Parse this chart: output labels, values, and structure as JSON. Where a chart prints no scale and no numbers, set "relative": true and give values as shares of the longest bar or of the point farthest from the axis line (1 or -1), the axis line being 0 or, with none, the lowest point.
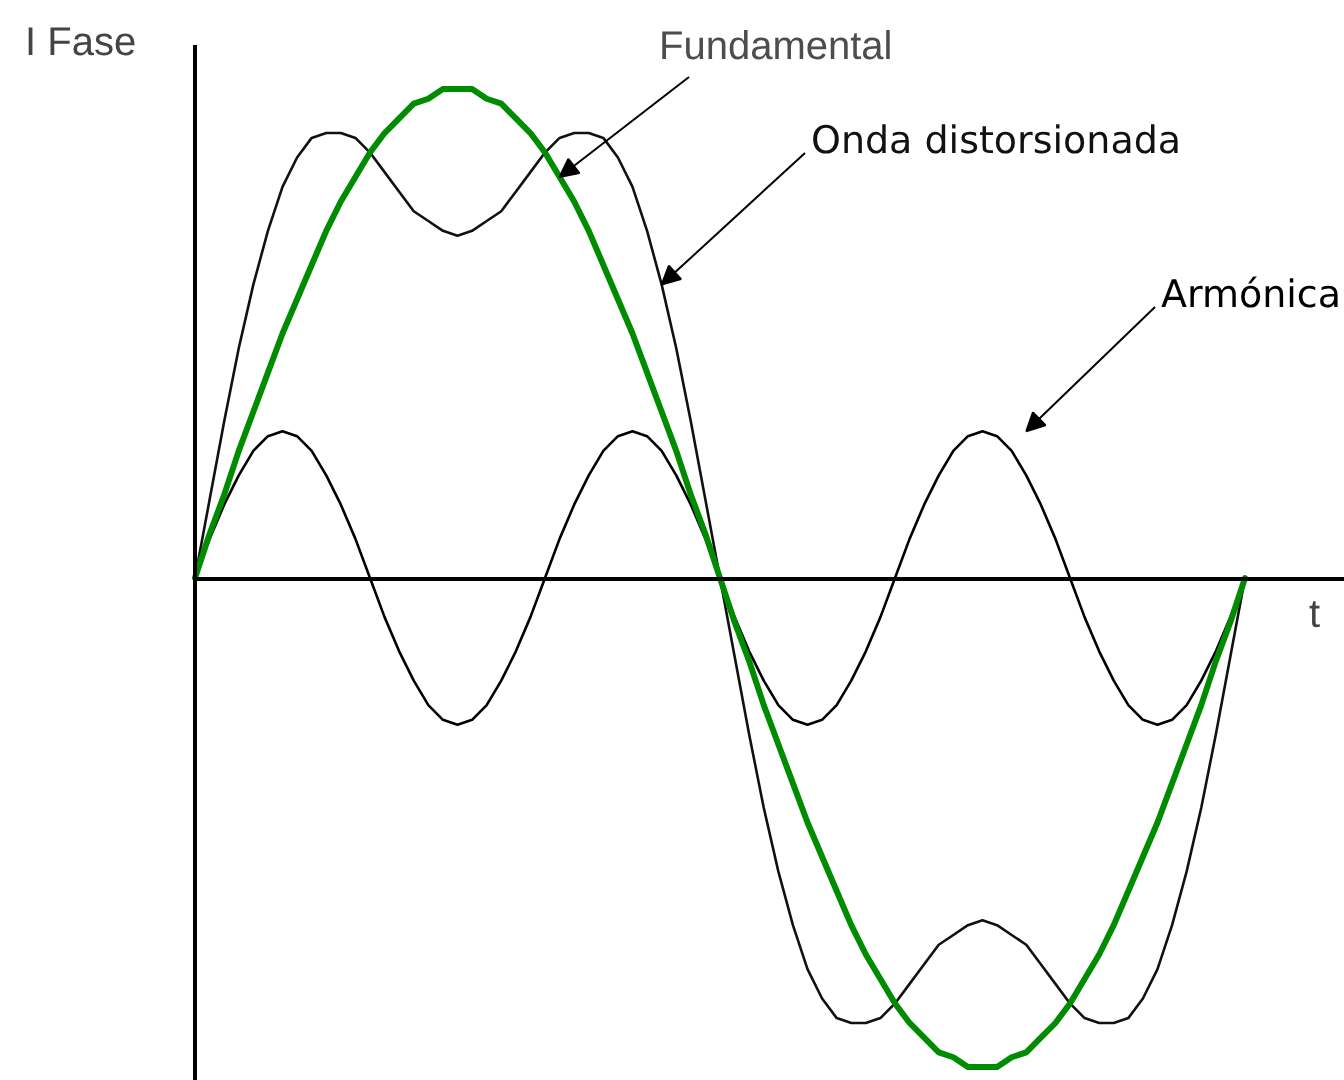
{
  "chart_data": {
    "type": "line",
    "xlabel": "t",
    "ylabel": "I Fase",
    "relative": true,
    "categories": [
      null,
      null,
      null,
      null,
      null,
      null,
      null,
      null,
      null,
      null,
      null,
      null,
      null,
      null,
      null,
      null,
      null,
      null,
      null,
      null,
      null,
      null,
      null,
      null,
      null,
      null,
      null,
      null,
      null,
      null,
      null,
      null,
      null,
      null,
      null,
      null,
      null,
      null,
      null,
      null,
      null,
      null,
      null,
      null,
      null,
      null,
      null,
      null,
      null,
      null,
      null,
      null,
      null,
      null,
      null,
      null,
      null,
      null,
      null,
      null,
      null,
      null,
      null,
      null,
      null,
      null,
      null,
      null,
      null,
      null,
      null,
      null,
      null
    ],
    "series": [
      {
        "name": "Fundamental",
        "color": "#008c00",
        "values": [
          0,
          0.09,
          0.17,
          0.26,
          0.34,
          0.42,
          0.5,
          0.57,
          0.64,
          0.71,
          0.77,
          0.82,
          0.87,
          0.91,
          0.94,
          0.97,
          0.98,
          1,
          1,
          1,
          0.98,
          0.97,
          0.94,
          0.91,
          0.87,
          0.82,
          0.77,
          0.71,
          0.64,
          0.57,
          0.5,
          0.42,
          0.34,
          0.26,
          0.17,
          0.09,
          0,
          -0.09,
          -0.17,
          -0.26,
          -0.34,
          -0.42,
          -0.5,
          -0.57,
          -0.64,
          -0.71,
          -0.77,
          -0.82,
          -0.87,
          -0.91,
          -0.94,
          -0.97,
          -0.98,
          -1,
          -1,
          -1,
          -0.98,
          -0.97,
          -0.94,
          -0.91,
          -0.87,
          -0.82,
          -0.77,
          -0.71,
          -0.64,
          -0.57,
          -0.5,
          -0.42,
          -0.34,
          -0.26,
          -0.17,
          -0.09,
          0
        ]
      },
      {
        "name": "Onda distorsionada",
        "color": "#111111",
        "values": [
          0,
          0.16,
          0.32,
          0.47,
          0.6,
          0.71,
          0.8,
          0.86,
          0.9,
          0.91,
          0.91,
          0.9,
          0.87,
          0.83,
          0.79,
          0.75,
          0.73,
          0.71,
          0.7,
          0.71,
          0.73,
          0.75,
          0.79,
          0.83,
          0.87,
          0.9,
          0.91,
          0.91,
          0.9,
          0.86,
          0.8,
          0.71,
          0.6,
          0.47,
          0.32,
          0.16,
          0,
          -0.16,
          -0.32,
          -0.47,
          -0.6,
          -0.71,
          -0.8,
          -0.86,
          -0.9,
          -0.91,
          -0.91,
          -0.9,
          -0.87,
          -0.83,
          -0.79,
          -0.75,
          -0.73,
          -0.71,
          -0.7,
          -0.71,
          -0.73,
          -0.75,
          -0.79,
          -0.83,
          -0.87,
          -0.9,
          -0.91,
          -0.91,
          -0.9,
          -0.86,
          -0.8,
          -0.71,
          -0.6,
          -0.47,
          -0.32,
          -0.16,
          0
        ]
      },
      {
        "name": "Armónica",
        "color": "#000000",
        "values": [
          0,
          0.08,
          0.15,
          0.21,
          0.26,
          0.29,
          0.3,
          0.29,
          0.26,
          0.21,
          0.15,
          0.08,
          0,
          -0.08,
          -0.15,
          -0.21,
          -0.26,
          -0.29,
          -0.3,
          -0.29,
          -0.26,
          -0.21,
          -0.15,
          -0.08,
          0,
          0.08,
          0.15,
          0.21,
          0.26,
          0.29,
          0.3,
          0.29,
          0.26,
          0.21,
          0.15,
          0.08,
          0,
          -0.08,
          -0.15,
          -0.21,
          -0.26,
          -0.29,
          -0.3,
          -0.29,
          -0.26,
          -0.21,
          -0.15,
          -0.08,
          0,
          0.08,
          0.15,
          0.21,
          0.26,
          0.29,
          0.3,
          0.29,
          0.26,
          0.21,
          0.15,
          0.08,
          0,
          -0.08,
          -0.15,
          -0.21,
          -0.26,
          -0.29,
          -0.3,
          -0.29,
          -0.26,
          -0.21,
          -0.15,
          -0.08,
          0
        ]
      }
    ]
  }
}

################

- PROMPT: Copy every entry exactly as written. Pictures are excluded.

- EXERCISE RESULT:
Parse this chart: output labels, values, and structure as JSON. Where a chart prints no scale and no numbers, set "relative": true and give values as shares of the longest bar or of the point farthest from the axis line (1 or -1), the axis line being 0 or, with none, the lowest point.
{
  "chart_data": {
    "type": "line",
    "xlabel": "t",
    "ylabel": "I Fase",
    "relative": true,
    "categories": [
      null,
      null,
      null,
      null,
      null,
      null,
      null,
      null,
      null,
      null,
      null,
      null,
      null,
      null,
      null,
      null,
      null,
      null,
      null,
      null,
      null,
      null,
      null,
      null,
      null,
      null,
      null,
      null,
      null,
      null,
      null,
      null,
      null,
      null,
      null,
      null,
      null,
      null,
      null,
      null,
      null,
      null,
      null,
      null,
      null,
      null,
      null,
      null,
      null,
      null,
      null,
      null,
      null,
      null,
      null,
      null,
      null,
      null,
      null,
      null,
      null,
      null,
      null,
      null,
      null,
      null,
      null,
      null,
      null,
      null,
      null,
      null,
      null
    ],
    "series": [
      {
        "name": "Fundamental",
        "color": "#008c00",
        "values": [
          0,
          0.09,
          0.17,
          0.26,
          0.34,
          0.42,
          0.5,
          0.57,
          0.64,
          0.71,
          0.77,
          0.82,
          0.87,
          0.91,
          0.94,
          0.97,
          0.98,
          1,
          1,
          1,
          0.98,
          0.97,
          0.94,
          0.91,
          0.87,
          0.82,
          0.77,
          0.71,
          0.64,
          0.57,
          0.5,
          0.42,
          0.34,
          0.26,
          0.17,
          0.09,
          0,
          -0.09,
          -0.17,
          -0.26,
          -0.34,
          -0.42,
          -0.5,
          -0.57,
          -0.64,
          -0.71,
          -0.77,
          -0.82,
          -0.87,
          -0.91,
          -0.94,
          -0.97,
          -0.98,
          -1,
          -1,
          -1,
          -0.98,
          -0.97,
          -0.94,
          -0.91,
          -0.87,
          -0.82,
          -0.77,
          -0.71,
          -0.64,
          -0.57,
          -0.5,
          -0.42,
          -0.34,
          -0.26,
          -0.17,
          -0.09,
          0
        ]
      },
      {
        "name": "Onda distorsionada",
        "color": "#111111",
        "values": [
          0,
          0.16,
          0.32,
          0.47,
          0.6,
          0.71,
          0.8,
          0.86,
          0.9,
          0.91,
          0.91,
          0.9,
          0.87,
          0.83,
          0.79,
          0.75,
          0.73,
          0.71,
          0.7,
          0.71,
          0.73,
          0.75,
          0.79,
          0.83,
          0.87,
          0.9,
          0.91,
          0.91,
          0.9,
          0.86,
          0.8,
          0.71,
          0.6,
          0.47,
          0.32,
          0.16,
          0,
          -0.16,
          -0.32,
          -0.47,
          -0.6,
          -0.71,
          -0.8,
          -0.86,
          -0.9,
          -0.91,
          -0.91,
          -0.9,
          -0.87,
          -0.83,
          -0.79,
          -0.75,
          -0.73,
          -0.71,
          -0.7,
          -0.71,
          -0.73,
          -0.75,
          -0.79,
          -0.83,
          -0.87,
          -0.9,
          -0.91,
          -0.91,
          -0.9,
          -0.86,
          -0.8,
          -0.71,
          -0.6,
          -0.47,
          -0.32,
          -0.16,
          0
        ]
      },
      {
        "name": "Armónica",
        "color": "#000000",
        "values": [
          0,
          0.08,
          0.15,
          0.21,
          0.26,
          0.29,
          0.3,
          0.29,
          0.26,
          0.21,
          0.15,
          0.08,
          0,
          -0.08,
          -0.15,
          -0.21,
          -0.26,
          -0.29,
          -0.3,
          -0.29,
          -0.26,
          -0.21,
          -0.15,
          -0.08,
          0,
          0.08,
          0.15,
          0.21,
          0.26,
          0.29,
          0.3,
          0.29,
          0.26,
          0.21,
          0.15,
          0.08,
          0,
          -0.08,
          -0.15,
          -0.21,
          -0.26,
          -0.29,
          -0.3,
          -0.29,
          -0.26,
          -0.21,
          -0.15,
          -0.08,
          0,
          0.08,
          0.15,
          0.21,
          0.26,
          0.29,
          0.3,
          0.29,
          0.26,
          0.21,
          0.15,
          0.08,
          0,
          -0.08,
          -0.15,
          -0.21,
          -0.26,
          -0.29,
          -0.3,
          -0.29,
          -0.26,
          -0.21,
          -0.15,
          -0.08,
          0
        ]
      }
    ]
  }
}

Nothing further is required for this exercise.